Top of SUPPLIED MATERIAL

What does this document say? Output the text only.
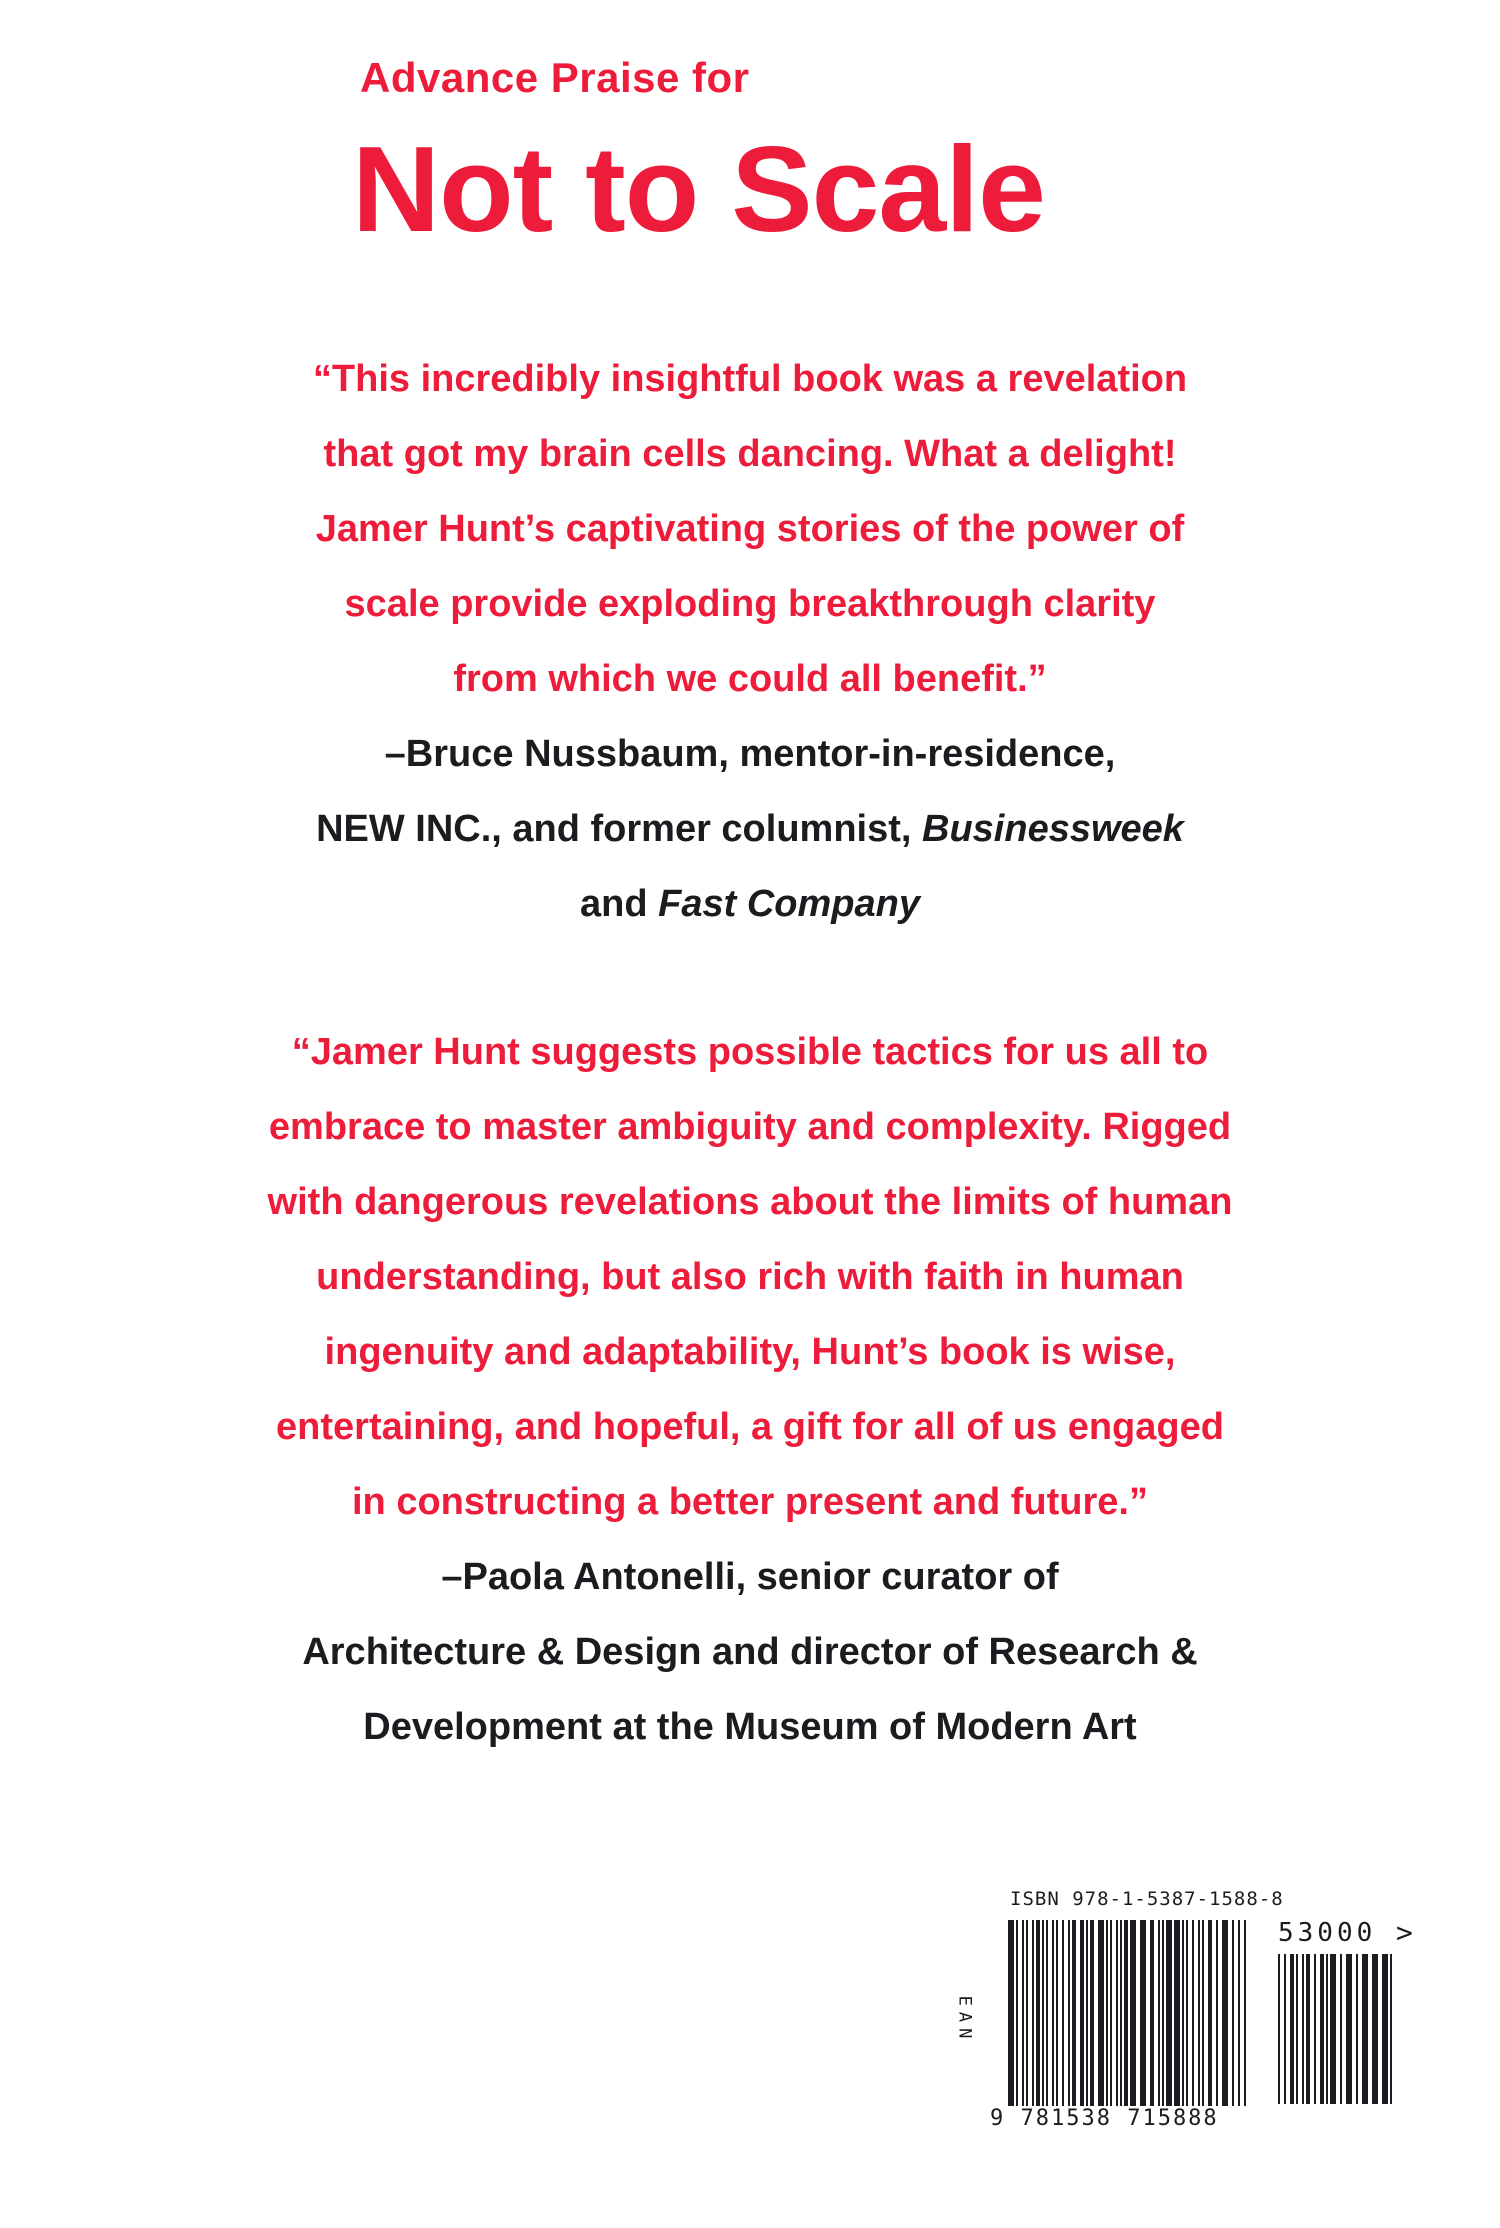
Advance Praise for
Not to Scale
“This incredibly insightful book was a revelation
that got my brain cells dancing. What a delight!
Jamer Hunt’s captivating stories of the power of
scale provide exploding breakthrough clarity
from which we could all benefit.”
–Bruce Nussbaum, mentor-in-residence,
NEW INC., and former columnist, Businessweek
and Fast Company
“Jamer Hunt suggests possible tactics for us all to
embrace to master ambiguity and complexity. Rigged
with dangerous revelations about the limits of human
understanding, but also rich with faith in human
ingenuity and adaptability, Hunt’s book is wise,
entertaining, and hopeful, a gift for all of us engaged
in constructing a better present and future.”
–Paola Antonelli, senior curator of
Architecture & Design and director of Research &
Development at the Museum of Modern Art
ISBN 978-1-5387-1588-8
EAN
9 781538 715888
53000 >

Bottom of SUPPLIED MATERIAL
Top of SUPPLIED MATERIAL

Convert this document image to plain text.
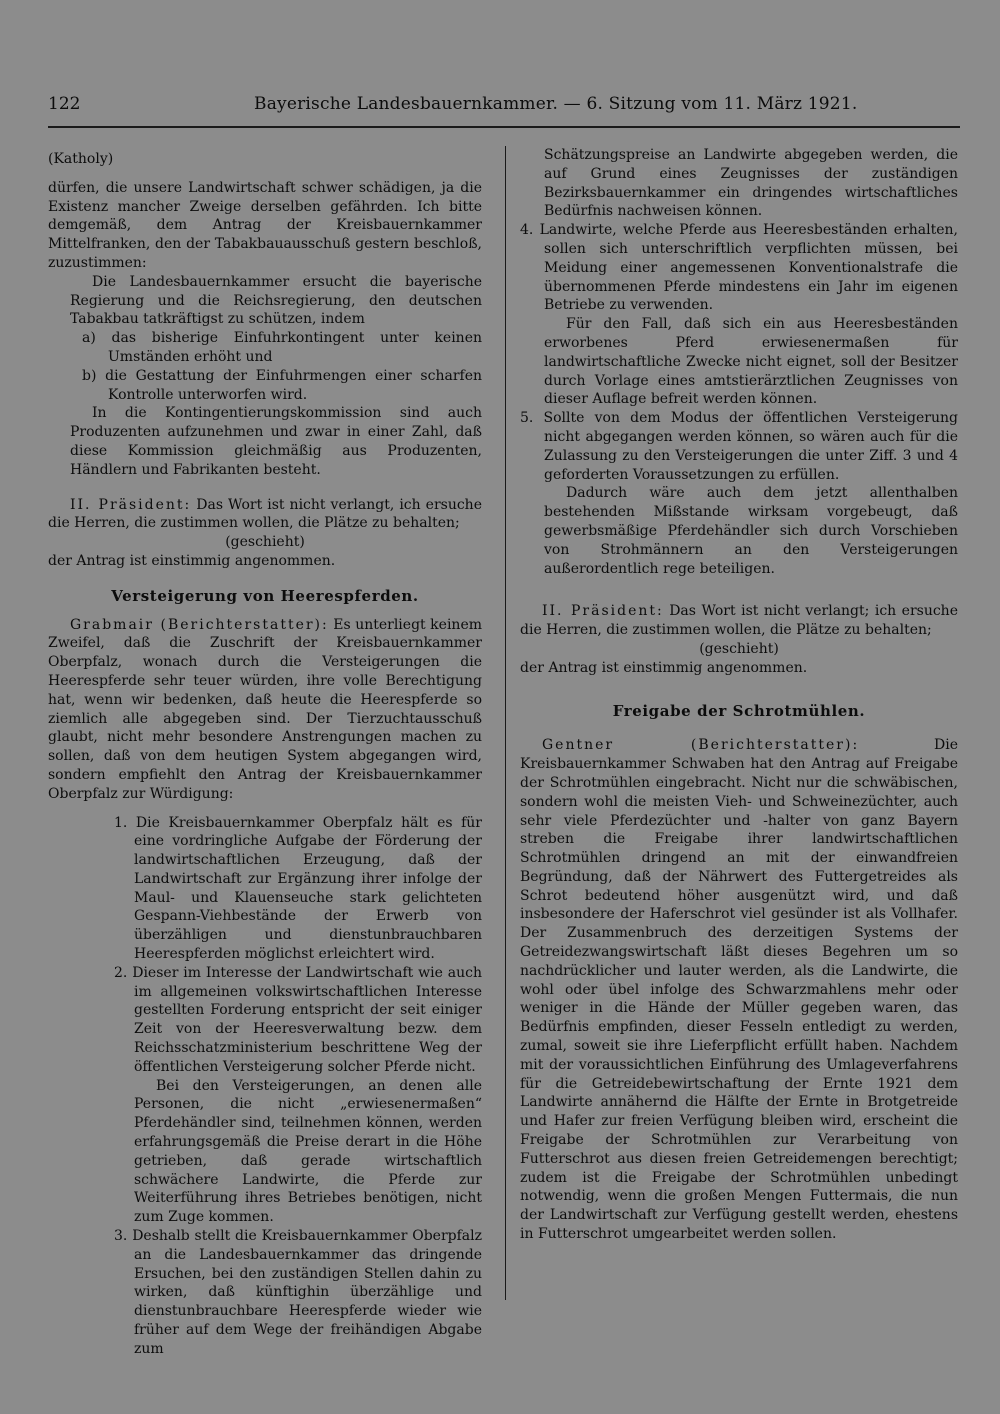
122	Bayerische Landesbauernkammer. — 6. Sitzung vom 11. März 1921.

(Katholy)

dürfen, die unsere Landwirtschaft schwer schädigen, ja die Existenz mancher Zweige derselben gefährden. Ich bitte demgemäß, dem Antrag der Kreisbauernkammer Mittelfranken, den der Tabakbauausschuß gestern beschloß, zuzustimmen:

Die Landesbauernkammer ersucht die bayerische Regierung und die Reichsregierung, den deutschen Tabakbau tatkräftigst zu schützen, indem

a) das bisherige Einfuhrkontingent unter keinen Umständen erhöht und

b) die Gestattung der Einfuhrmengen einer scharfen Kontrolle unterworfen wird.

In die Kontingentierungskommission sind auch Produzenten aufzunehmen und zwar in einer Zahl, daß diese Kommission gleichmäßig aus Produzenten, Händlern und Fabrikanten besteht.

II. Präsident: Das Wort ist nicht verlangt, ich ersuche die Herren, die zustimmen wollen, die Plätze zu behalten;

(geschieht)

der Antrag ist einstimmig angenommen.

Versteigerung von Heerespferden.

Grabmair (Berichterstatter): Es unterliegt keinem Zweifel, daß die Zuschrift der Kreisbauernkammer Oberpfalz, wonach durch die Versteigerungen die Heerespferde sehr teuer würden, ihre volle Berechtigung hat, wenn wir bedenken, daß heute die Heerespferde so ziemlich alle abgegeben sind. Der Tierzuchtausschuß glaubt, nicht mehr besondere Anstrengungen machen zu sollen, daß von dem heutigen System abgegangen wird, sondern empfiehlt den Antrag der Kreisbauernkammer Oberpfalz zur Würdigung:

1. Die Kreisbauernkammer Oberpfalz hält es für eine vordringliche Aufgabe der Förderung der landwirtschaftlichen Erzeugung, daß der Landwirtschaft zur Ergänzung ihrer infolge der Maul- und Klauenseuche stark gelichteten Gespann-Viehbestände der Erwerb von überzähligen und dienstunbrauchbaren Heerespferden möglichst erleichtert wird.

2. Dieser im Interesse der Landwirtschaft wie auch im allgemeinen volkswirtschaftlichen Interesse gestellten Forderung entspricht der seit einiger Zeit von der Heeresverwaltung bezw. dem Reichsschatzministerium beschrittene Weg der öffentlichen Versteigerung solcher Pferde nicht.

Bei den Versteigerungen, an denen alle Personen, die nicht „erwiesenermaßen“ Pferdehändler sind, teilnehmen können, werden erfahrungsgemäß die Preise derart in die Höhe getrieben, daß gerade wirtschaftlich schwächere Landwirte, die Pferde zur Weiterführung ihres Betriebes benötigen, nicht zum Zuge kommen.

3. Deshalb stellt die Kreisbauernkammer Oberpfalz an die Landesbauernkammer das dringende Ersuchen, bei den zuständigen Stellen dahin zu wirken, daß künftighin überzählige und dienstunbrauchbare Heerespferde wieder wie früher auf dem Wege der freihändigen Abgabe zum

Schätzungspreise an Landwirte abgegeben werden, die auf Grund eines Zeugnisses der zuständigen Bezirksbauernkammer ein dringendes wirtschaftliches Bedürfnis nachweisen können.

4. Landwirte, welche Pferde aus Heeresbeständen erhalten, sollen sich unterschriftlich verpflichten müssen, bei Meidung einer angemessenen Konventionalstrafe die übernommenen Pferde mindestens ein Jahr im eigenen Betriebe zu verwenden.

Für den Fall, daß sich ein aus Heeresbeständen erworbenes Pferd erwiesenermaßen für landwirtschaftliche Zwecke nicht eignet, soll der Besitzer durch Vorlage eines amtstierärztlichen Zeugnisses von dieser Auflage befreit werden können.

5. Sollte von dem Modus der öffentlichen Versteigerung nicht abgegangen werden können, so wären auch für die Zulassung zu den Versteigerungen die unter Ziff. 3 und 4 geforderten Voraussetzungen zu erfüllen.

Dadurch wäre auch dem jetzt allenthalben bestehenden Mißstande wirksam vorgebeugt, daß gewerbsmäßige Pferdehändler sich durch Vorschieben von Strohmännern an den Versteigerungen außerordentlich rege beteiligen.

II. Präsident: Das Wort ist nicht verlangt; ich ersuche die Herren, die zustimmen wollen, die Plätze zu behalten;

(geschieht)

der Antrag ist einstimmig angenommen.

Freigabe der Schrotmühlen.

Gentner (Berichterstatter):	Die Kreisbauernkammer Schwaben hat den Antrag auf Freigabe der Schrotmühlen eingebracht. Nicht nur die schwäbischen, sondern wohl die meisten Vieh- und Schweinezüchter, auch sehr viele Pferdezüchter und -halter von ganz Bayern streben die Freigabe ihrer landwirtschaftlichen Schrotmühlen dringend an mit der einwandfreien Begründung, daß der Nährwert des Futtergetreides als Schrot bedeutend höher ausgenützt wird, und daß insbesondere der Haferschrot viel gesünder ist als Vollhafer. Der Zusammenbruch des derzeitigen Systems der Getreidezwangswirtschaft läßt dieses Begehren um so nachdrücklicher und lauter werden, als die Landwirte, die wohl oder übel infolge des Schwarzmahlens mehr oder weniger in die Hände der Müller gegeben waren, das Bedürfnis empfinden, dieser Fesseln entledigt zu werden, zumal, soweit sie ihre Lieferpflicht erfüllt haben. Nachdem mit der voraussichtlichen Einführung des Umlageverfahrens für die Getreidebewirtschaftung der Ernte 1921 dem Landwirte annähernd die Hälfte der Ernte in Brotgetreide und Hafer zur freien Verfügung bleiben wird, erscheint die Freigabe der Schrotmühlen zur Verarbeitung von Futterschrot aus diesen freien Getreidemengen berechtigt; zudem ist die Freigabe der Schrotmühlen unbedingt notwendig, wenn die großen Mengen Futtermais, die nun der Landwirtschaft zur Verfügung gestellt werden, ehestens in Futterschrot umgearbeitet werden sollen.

Bottom of SUPPLIED MATERIAL

EXERCISE DETAILS. Return every line of the preceding records in which the word "Pferdehändler" appears.

SOLUTION.
Bei den Versteigerungen, an denen alle Personen, die nicht „erwiesenermaßen“ Pferdehändler sind, teilnehmen können, werden erfahrungsgemäß die Preise derart in die Höhe getrieben, daß gerade wirtschaftlich schwächere Landwirte, die Pferde zur Weiterführung ihres Betriebes benötigen, nicht zum Zuge kommen.
Dadurch wäre auch dem jetzt allenthalben bestehenden Mißstande wirksam vorgebeugt, daß gewerbsmäßige Pferdehändler sich durch Vorschieben von Strohmännern an den Versteigerungen außerordentlich rege beteiligen.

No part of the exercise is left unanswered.